(Document structure recognition data)

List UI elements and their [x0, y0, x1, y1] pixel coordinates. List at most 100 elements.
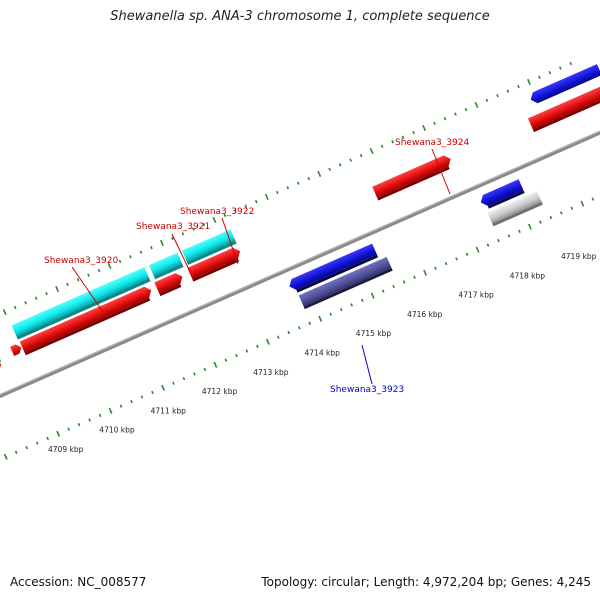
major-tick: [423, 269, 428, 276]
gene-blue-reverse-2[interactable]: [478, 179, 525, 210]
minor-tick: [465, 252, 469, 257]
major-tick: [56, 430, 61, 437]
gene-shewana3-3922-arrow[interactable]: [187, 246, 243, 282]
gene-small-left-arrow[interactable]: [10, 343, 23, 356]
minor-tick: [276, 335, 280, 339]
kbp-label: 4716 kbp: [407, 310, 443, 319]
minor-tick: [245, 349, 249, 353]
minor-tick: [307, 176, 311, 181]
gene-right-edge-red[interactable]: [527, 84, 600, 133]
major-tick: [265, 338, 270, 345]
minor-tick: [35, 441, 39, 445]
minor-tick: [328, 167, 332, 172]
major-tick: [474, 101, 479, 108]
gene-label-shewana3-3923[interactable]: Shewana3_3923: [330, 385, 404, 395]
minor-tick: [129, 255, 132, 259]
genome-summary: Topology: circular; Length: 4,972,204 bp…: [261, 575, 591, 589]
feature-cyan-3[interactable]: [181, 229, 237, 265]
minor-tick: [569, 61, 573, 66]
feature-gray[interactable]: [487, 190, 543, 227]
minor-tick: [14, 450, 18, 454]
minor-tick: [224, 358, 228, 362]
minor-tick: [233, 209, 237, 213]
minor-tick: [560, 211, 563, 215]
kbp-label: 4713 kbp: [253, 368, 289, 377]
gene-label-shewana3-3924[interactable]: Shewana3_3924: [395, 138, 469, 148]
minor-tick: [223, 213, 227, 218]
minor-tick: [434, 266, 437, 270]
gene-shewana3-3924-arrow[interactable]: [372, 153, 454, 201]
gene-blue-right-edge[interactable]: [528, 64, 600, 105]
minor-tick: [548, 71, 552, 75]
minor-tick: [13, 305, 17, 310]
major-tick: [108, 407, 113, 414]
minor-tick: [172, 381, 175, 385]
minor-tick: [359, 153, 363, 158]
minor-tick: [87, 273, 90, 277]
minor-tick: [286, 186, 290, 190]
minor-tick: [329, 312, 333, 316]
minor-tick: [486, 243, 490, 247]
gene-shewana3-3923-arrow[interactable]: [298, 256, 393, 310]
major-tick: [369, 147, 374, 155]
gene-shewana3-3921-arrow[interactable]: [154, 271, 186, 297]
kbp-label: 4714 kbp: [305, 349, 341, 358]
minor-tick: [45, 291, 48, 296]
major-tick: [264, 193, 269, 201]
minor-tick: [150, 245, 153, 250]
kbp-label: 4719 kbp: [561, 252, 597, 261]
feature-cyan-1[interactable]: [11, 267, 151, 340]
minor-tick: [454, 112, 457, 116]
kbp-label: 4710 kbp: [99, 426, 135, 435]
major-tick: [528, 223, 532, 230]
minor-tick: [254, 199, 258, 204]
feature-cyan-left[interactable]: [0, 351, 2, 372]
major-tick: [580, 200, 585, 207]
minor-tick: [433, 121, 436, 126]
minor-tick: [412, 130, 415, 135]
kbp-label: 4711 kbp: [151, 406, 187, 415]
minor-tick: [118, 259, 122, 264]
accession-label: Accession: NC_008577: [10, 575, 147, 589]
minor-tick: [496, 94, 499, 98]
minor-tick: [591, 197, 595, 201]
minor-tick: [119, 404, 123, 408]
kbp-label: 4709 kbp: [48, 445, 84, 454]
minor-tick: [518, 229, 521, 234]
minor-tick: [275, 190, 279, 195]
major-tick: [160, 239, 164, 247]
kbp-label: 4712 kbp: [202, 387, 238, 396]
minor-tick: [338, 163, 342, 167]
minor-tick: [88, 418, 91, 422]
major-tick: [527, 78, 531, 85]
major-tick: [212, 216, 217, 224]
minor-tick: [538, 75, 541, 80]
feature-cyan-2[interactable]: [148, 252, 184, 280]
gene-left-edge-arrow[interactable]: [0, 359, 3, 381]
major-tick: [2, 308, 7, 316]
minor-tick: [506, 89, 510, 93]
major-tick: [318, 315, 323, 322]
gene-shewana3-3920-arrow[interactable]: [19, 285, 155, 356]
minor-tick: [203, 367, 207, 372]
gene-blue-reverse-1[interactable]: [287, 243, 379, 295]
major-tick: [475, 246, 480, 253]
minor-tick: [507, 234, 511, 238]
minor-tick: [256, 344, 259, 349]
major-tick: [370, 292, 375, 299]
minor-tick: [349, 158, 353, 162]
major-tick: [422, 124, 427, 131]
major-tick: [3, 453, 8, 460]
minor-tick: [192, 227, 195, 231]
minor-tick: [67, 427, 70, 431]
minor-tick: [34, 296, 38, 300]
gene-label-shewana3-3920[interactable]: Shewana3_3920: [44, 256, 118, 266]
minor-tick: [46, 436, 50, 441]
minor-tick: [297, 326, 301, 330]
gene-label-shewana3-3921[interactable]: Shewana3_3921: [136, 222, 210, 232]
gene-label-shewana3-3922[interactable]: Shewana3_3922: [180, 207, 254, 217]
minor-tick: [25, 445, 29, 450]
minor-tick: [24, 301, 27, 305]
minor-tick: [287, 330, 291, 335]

Instructions for the task: Please output every entry above exactly, without the pictures.

Task result:
List UI elements and their [x0, y0, x1, y1] pixel coordinates. List at most 100 elements.
major-tick: [423, 269, 428, 276]
gene-blue-reverse-2[interactable]: [478, 179, 525, 210]
minor-tick: [465, 252, 469, 257]
major-tick: [56, 430, 61, 437]
gene-shewana3-3922-arrow[interactable]: [187, 246, 243, 282]
gene-small-left-arrow[interactable]: [10, 343, 23, 356]
minor-tick: [276, 335, 280, 339]
kbp-label: 4716 kbp: [407, 310, 443, 319]
minor-tick: [245, 349, 249, 353]
minor-tick: [307, 176, 311, 181]
gene-right-edge-red[interactable]: [527, 84, 600, 133]
major-tick: [265, 338, 270, 345]
minor-tick: [35, 441, 39, 445]
minor-tick: [328, 167, 332, 172]
major-tick: [474, 101, 479, 108]
gene-label-shewana3-3923[interactable]: Shewana3_3923: [330, 385, 404, 395]
minor-tick: [129, 255, 132, 259]
genome-summary: Topology: circular; Length: 4,972,204 bp…: [261, 575, 591, 589]
feature-cyan-3[interactable]: [181, 229, 237, 265]
minor-tick: [569, 61, 573, 66]
feature-gray[interactable]: [487, 190, 543, 227]
minor-tick: [14, 450, 18, 454]
minor-tick: [224, 358, 228, 362]
minor-tick: [233, 209, 237, 213]
minor-tick: [560, 211, 563, 215]
kbp-label: 4713 kbp: [253, 368, 289, 377]
gene-label-shewana3-3924[interactable]: Shewana3_3924: [395, 138, 469, 148]
minor-tick: [223, 213, 227, 218]
minor-tick: [434, 266, 437, 270]
gene-shewana3-3924-arrow[interactable]: [372, 153, 454, 201]
gene-blue-right-edge[interactable]: [528, 64, 600, 105]
minor-tick: [548, 71, 552, 75]
minor-tick: [13, 305, 17, 310]
major-tick: [108, 407, 113, 414]
minor-tick: [172, 381, 175, 385]
minor-tick: [359, 153, 363, 158]
minor-tick: [87, 273, 90, 277]
minor-tick: [286, 186, 290, 190]
minor-tick: [329, 312, 333, 316]
minor-tick: [486, 243, 490, 247]
gene-shewana3-3923-arrow[interactable]: [298, 256, 393, 310]
major-tick: [369, 147, 374, 155]
gene-shewana3-3921-arrow[interactable]: [154, 271, 186, 297]
kbp-label: 4714 kbp: [305, 349, 341, 358]
minor-tick: [45, 291, 48, 296]
major-tick: [264, 193, 269, 201]
minor-tick: [150, 245, 153, 250]
kbp-label: 4719 kbp: [561, 252, 597, 261]
feature-cyan-1[interactable]: [11, 267, 151, 340]
minor-tick: [454, 112, 457, 116]
kbp-label: 4710 kbp: [99, 426, 135, 435]
major-tick: [528, 223, 532, 230]
minor-tick: [254, 199, 258, 204]
feature-cyan-left[interactable]: [0, 351, 2, 372]
major-tick: [580, 200, 585, 207]
minor-tick: [433, 121, 436, 126]
minor-tick: [412, 130, 415, 135]
kbp-label: 4711 kbp: [151, 406, 187, 415]
minor-tick: [118, 259, 122, 264]
accession-label: Accession: NC_008577: [10, 575, 147, 589]
minor-tick: [496, 94, 499, 98]
minor-tick: [591, 197, 595, 201]
minor-tick: [119, 404, 123, 408]
kbp-label: 4709 kbp: [48, 445, 84, 454]
minor-tick: [518, 229, 521, 234]
minor-tick: [275, 190, 279, 195]
major-tick: [160, 239, 164, 247]
kbp-label: 4712 kbp: [202, 387, 238, 396]
minor-tick: [338, 163, 342, 167]
minor-tick: [88, 418, 91, 422]
major-tick: [527, 78, 531, 85]
major-tick: [212, 216, 217, 224]
minor-tick: [538, 75, 541, 80]
feature-cyan-2[interactable]: [148, 252, 184, 280]
gene-left-edge-arrow[interactable]: [0, 359, 3, 381]
major-tick: [2, 308, 7, 316]
minor-tick: [506, 89, 510, 93]
major-tick: [318, 315, 323, 322]
gene-shewana3-3920-arrow[interactable]: [19, 285, 155, 356]
minor-tick: [203, 367, 207, 372]
gene-blue-reverse-1[interactable]: [287, 243, 379, 295]
major-tick: [475, 246, 480, 253]
minor-tick: [507, 234, 511, 238]
minor-tick: [256, 344, 259, 349]
major-tick: [370, 292, 375, 299]
minor-tick: [349, 158, 353, 162]
major-tick: [422, 124, 427, 131]
major-tick: [3, 453, 8, 460]
minor-tick: [192, 227, 195, 231]
minor-tick: [67, 427, 70, 431]
minor-tick: [34, 296, 38, 300]
gene-label-shewana3-3920[interactable]: Shewana3_3920: [44, 256, 118, 266]
minor-tick: [46, 436, 50, 441]
minor-tick: [297, 326, 301, 330]
gene-label-shewana3-3921[interactable]: Shewana3_3921: [136, 222, 210, 232]
gene-label-shewana3-3922[interactable]: Shewana3_3922: [180, 207, 254, 217]
minor-tick: [25, 445, 29, 450]
minor-tick: [24, 301, 27, 305]
minor-tick: [287, 330, 291, 335]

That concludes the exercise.